◆ RECORDS FOR THIS EXERCISE
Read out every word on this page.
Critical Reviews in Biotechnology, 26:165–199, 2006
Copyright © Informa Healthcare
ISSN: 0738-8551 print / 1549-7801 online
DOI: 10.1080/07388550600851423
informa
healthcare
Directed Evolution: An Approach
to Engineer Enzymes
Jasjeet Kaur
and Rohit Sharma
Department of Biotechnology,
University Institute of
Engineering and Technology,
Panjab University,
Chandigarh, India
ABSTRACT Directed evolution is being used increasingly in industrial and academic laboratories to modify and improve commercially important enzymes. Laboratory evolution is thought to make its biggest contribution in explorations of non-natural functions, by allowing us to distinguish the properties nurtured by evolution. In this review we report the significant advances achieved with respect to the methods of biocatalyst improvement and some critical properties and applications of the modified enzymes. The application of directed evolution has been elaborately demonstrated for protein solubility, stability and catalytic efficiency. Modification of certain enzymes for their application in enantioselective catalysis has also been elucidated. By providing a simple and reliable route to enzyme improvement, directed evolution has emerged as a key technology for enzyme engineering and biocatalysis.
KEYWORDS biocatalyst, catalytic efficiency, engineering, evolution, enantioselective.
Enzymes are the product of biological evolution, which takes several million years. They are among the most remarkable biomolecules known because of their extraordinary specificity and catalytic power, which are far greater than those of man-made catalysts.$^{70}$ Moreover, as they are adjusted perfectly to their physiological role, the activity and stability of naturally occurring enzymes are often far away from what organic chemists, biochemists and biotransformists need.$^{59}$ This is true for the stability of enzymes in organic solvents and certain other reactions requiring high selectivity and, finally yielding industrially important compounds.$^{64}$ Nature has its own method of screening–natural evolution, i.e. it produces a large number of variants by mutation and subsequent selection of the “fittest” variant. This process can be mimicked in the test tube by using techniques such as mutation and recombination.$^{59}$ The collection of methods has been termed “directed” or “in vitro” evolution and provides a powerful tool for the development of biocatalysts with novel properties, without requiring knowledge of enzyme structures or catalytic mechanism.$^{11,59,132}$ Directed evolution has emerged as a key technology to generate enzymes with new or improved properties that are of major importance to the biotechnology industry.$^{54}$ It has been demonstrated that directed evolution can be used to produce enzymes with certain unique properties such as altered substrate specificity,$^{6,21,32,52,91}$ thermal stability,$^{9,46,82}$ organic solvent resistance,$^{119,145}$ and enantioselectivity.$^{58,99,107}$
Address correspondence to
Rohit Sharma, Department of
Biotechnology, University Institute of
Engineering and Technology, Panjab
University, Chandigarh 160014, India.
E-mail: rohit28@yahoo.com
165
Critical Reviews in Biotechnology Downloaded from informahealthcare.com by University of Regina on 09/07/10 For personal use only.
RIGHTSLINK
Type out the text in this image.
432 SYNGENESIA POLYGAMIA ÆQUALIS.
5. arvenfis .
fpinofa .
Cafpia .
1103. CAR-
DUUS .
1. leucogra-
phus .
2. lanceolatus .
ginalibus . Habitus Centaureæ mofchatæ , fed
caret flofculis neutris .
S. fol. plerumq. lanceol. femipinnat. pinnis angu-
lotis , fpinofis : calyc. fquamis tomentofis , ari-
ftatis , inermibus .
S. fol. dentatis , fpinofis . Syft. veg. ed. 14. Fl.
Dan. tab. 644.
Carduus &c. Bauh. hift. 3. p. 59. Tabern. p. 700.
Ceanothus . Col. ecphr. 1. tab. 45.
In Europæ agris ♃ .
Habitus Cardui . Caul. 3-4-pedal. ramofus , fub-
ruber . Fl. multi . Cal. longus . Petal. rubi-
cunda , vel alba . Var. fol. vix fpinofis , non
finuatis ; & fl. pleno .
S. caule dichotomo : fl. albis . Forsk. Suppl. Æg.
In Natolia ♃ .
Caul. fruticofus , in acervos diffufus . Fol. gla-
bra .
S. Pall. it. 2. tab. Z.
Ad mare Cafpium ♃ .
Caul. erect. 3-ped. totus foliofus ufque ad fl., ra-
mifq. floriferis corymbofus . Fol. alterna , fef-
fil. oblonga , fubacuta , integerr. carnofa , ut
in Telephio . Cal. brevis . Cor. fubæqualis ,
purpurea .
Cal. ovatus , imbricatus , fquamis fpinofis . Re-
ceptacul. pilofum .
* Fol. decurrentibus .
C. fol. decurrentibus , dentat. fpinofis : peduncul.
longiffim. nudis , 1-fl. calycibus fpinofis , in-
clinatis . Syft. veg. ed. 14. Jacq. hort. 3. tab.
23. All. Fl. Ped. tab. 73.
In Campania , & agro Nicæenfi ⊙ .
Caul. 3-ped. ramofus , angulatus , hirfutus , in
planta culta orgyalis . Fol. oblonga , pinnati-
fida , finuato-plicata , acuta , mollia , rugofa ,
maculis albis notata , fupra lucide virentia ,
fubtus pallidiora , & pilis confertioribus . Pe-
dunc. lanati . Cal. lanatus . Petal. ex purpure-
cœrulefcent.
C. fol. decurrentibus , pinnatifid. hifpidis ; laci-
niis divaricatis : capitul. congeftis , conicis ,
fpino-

◆ BRIEF
Recopy the records without any alteration.

◆ EXERCISE ANSWER
Read out every word on this page.
Critical Reviews in Biotechnology, 26:165–199, 2006
Copyright © Informa Healthcare
ISSN: 0738-8551 print / 1549-7801 online
DOI: 10.1080/07388550600851423
informa
healthcare
Directed Evolution: An Approach
to Engineer Enzymes
Jasjeet Kaur
and Rohit Sharma
Department of Biotechnology,
University Institute of
Engineering and Technology,
Panjab University,
Chandigarh, India
ABSTRACT Directed evolution is being used increasingly in industrial and academic laboratories to modify and improve commercially important enzymes. Laboratory evolution is thought to make its biggest contribution in explorations of non-natural functions, by allowing us to distinguish the properties nurtured by evolution. In this review we report the significant advances achieved with respect to the methods of biocatalyst improvement and some critical properties and applications of the modified enzymes. The application of directed evolution has been elaborately demonstrated for protein solubility, stability and catalytic efficiency. Modification of certain enzymes for their application in enantioselective catalysis has also been elucidated. By providing a simple and reliable route to enzyme improvement, directed evolution has emerged as a key technology for enzyme engineering and biocatalysis.
KEYWORDS biocatalyst, catalytic efficiency, engineering, evolution, enantioselective.
Enzymes are the product of biological evolution, which takes several million years. They are among the most remarkable biomolecules known because of their extraordinary specificity and catalytic power, which are far greater than those of man-made catalysts.$^{70}$ Moreover, as they are adjusted perfectly to their physiological role, the activity and stability of naturally occurring enzymes are often far away from what organic chemists, biochemists and biotransformists need.$^{59}$ This is true for the stability of enzymes in organic solvents and certain other reactions requiring high selectivity and, finally yielding industrially important compounds.$^{64}$ Nature has its own method of screening–natural evolution, i.e. it produces a large number of variants by mutation and subsequent selection of the “fittest” variant. This process can be mimicked in the test tube by using techniques such as mutation and recombination.$^{59}$ The collection of methods has been termed “directed” or “in vitro” evolution and provides a powerful tool for the development of biocatalysts with novel properties, without requiring knowledge of enzyme structures or catalytic mechanism.$^{11,59,132}$ Directed evolution has emerged as a key technology to generate enzymes with new or improved properties that are of major importance to the biotechnology industry.$^{54}$ It has been demonstrated that directed evolution can be used to produce enzymes with certain unique properties such as altered substrate specificity,$^{6,21,32,52,91}$ thermal stability,$^{9,46,82}$ organic solvent resistance,$^{119,145}$ and enantioselectivity.$^{58,99,107}$
Address correspondence to
Rohit Sharma, Department of
Biotechnology, University Institute of
Engineering and Technology, Panjab
University, Chandigarh 160014, India.
E-mail: rohit28@yahoo.com
165
Critical Reviews in Biotechnology Downloaded from informahealthcare.com by University of Regina on 09/07/10 For personal use only.
RIGHTSLINK
Type out the text in this image.
432 SYNGENESIA POLYGAMIA ÆQUALIS.
5. arvenfis .
fpinofa .
Cafpia .
1103. CAR-
DUUS .
1. leucogra-
phus .
2. lanceolatus .
ginalibus . Habitus Centaureæ mofchatæ , fed
caret flofculis neutris .
S. fol. plerumq. lanceol. femipinnat. pinnis angu-
lotis , fpinofis : calyc. fquamis tomentofis , ari-
ftatis , inermibus .
S. fol. dentatis , fpinofis . Syft. veg. ed. 14. Fl.
Dan. tab. 644.
Carduus &c. Bauh. hift. 3. p. 59. Tabern. p. 700.
Ceanothus . Col. ecphr. 1. tab. 45.
In Europæ agris ♃ .
Habitus Cardui . Caul. 3-4-pedal. ramofus , fub-
ruber . Fl. multi . Cal. longus . Petal. rubi-
cunda , vel alba . Var. fol. vix fpinofis , non
finuatis ; & fl. pleno .
S. caule dichotomo : fl. albis . Forsk. Suppl. Æg.
In Natolia ♃ .
Caul. fruticofus , in acervos diffufus . Fol. gla-
bra .
S. Pall. it. 2. tab. Z.
Ad mare Cafpium ♃ .
Caul. erect. 3-ped. totus foliofus ufque ad fl., ra-
mifq. floriferis corymbofus . Fol. alterna , fef-
fil. oblonga , fubacuta , integerr. carnofa , ut
in Telephio . Cal. brevis . Cor. fubæqualis ,
purpurea .
Cal. ovatus , imbricatus , fquamis fpinofis . Re-
ceptacul. pilofum .
* Fol. decurrentibus .
C. fol. decurrentibus , dentat. fpinofis : peduncul.
longiffim. nudis , 1-fl. calycibus fpinofis , in-
clinatis . Syft. veg. ed. 14. Jacq. hort. 3. tab.
23. All. Fl. Ped. tab. 73.
In Campania , & agro Nicæenfi ⊙ .
Caul. 3-ped. ramofus , angulatus , hirfutus , in
planta culta orgyalis . Fol. oblonga , pinnati-
fida , finuato-plicata , acuta , mollia , rugofa ,
maculis albis notata , fupra lucide virentia ,
fubtus pallidiora , & pilis confertioribus . Pe-
dunc. lanati . Cal. lanatus . Petal. ex purpure-
cœrulefcent.
C. fol. decurrentibus , pinnatifid. hifpidis ; laci-
niis divaricatis : capitul. congeftis , conicis ,
fpino-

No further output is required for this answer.